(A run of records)
+ + +

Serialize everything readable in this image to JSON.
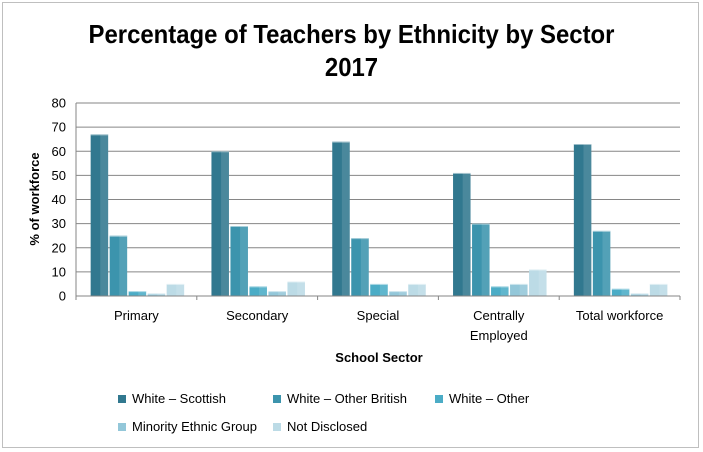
{
  "chart_data": {
    "type": "bar",
    "title": "Percentage of Teachers by Ethnicity by Sector\n2017",
    "xlabel": "School Sector",
    "ylabel": "% of workforce",
    "ylim": [
      0,
      80
    ],
    "yticks": [
      0,
      10,
      20,
      30,
      40,
      50,
      60,
      70,
      80
    ],
    "grid": true,
    "legend_position": "bottom",
    "categories": [
      "Primary",
      "Secondary",
      "Special",
      "Centrally\nEmployed",
      "Total workforce"
    ],
    "series": [
      {
        "name": "White – Scottish",
        "color": "#31788f",
        "values": [
          67,
          60,
          64,
          51,
          63
        ]
      },
      {
        "name": "White – Other British",
        "color": "#3c94ad",
        "values": [
          25,
          29,
          24,
          30,
          27
        ]
      },
      {
        "name": "White – Other",
        "color": "#4bacc6",
        "values": [
          2,
          4,
          5,
          4,
          3
        ]
      },
      {
        "name": "Minority Ethnic Group",
        "color": "#93c7d9",
        "values": [
          1,
          2,
          2,
          5,
          1
        ]
      },
      {
        "name": "Not Disclosed",
        "color": "#bcdbe6",
        "values": [
          5,
          6,
          5,
          11,
          5
        ]
      }
    ]
  }
}
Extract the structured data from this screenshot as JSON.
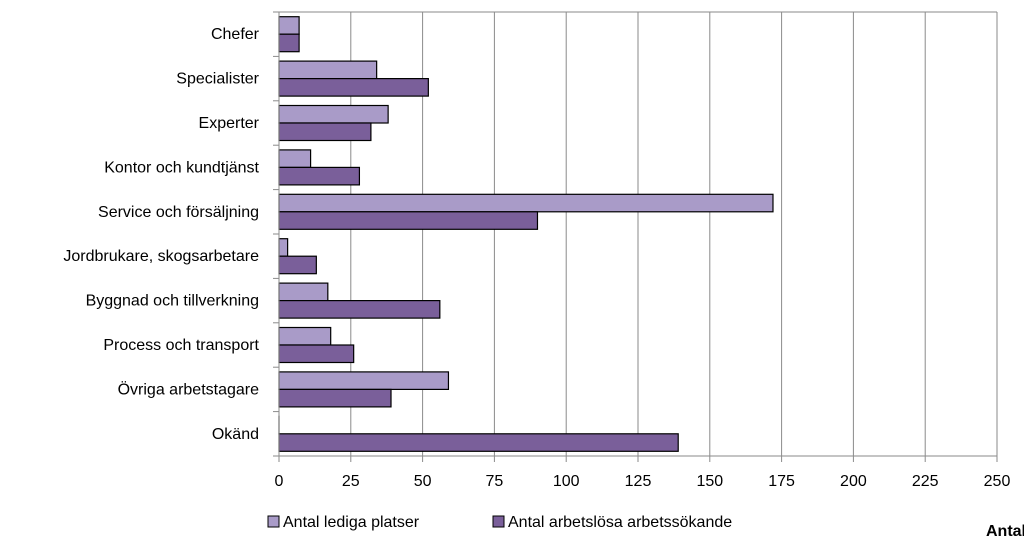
{
  "chart_data": {
    "type": "bar",
    "orientation": "horizontal",
    "categories": [
      "Chefer",
      "Specialister",
      "Experter",
      "Kontor och kundtjänst",
      "Service och försäljning",
      "Jordbrukare, skogsarbetare",
      "Byggnad och tillverkning",
      "Process och transport",
      "Övriga arbetstagare",
      "Okänd"
    ],
    "series": [
      {
        "name": "Antal lediga platser",
        "color": "#a99bc8",
        "values": [
          7,
          34,
          38,
          11,
          172,
          3,
          17,
          18,
          59,
          0
        ]
      },
      {
        "name": "Antal arbetslösa arbetssökande",
        "color": "#7a5f9a",
        "values": [
          7,
          52,
          32,
          28,
          90,
          13,
          56,
          26,
          39,
          139
        ]
      }
    ],
    "xlim": [
      0,
      250
    ],
    "xticks": [
      "0",
      "25",
      "50",
      "75",
      "100",
      "125",
      "150",
      "175",
      "200",
      "225",
      "250"
    ],
    "xlabel": "Antal",
    "grid": "vertical",
    "legend": "bottom"
  }
}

+ + +

## Your goal
Filter the entries above down to the lines containing the word "workforce".

## Output
    "ylabel": "% of workforce",
      "Total workforce"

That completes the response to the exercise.